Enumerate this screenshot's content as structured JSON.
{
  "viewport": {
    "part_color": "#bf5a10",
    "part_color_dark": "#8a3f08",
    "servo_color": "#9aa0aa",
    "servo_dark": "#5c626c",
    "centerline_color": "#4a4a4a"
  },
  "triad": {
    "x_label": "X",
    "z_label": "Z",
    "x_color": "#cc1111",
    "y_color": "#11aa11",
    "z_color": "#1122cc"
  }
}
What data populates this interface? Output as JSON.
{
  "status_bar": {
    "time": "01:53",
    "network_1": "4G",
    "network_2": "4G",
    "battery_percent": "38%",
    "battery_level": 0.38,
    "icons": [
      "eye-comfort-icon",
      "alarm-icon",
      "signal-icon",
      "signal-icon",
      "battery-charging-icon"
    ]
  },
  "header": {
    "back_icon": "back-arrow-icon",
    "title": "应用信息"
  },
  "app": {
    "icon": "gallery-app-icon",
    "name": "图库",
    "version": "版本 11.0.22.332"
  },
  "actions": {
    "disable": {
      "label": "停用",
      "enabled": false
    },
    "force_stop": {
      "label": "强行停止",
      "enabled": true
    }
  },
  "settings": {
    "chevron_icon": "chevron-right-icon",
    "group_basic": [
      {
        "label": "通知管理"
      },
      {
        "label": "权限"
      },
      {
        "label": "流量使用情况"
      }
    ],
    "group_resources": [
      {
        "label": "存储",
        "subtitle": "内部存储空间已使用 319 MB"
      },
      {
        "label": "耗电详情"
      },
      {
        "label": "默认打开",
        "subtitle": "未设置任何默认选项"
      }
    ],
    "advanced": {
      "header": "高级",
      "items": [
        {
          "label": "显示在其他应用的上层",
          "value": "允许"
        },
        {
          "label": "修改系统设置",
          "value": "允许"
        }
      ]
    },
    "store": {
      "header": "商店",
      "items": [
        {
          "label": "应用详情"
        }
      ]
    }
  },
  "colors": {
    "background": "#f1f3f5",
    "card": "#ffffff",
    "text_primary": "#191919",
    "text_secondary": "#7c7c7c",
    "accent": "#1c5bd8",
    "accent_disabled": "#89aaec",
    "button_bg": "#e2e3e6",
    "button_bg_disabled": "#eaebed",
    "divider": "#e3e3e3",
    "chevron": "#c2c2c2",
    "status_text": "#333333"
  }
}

▸ **Task**
Write out every entry verbatim.

▸ **Expected answer**
Enumerate this screenshot's content as structured JSON.
{
  "viewport": {
    "part_color": "#bf5a10",
    "part_color_dark": "#8a3f08",
    "servo_color": "#9aa0aa",
    "servo_dark": "#5c626c",
    "centerline_color": "#4a4a4a"
  },
  "triad": {
    "x_label": "X",
    "z_label": "Z",
    "x_color": "#cc1111",
    "y_color": "#11aa11",
    "z_color": "#1122cc"
  }
}
What data populates this interface? Output as JSON.
{
  "status_bar": {
    "time": "01:53",
    "network_1": "4G",
    "network_2": "4G",
    "battery_percent": "38%",
    "battery_level": 0.38,
    "icons": [
      "eye-comfort-icon",
      "alarm-icon",
      "signal-icon",
      "signal-icon",
      "battery-charging-icon"
    ]
  },
  "header": {
    "back_icon": "back-arrow-icon",
    "title": "应用信息"
  },
  "app": {
    "icon": "gallery-app-icon",
    "name": "图库",
    "version": "版本 11.0.22.332"
  },
  "actions": {
    "disable": {
      "label": "停用",
      "enabled": false
    },
    "force_stop": {
      "label": "强行停止",
      "enabled": true
    }
  },
  "settings": {
    "chevron_icon": "chevron-right-icon",
    "group_basic": [
      {
        "label": "通知管理"
      },
      {
        "label": "权限"
      },
      {
        "label": "流量使用情况"
      }
    ],
    "group_resources": [
      {
        "label": "存储",
        "subtitle": "内部存储空间已使用 319 MB"
      },
      {
        "label": "耗电详情"
      },
      {
        "label": "默认打开",
        "subtitle": "未设置任何默认选项"
      }
    ],
    "advanced": {
      "header": "高级",
      "items": [
        {
          "label": "显示在其他应用的上层",
          "value": "允许"
        },
        {
          "label": "修改系统设置",
          "value": "允许"
        }
      ]
    },
    "store": {
      "header": "商店",
      "items": [
        {
          "label": "应用详情"
        }
      ]
    }
  },
  "colors": {
    "background": "#f1f3f5",
    "card": "#ffffff",
    "text_primary": "#191919",
    "text_secondary": "#7c7c7c",
    "accent": "#1c5bd8",
    "accent_disabled": "#89aaec",
    "button_bg": "#e2e3e6",
    "button_bg_disabled": "#eaebed",
    "divider": "#e3e3e3",
    "chevron": "#c2c2c2",
    "status_text": "#333333"
  }
}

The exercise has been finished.